[Data entries]
↓

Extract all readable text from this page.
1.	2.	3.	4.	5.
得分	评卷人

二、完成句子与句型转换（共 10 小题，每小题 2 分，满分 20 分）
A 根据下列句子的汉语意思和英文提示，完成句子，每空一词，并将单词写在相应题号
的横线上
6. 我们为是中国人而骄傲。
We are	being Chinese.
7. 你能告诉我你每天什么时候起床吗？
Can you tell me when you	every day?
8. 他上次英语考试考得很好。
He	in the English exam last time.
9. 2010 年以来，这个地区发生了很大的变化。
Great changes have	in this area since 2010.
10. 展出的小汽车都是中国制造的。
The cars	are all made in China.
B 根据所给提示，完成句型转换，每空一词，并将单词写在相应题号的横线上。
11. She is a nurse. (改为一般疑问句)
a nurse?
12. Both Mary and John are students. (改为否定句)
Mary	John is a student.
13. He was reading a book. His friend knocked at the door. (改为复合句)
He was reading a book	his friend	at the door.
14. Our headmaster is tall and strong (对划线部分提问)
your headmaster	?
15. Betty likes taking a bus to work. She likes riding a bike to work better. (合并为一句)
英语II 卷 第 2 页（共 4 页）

↑

→ **TASK**:
Work out how many lines in the records above contain the word "John", and give only that number.

→ **FULL SOLUTION**:
2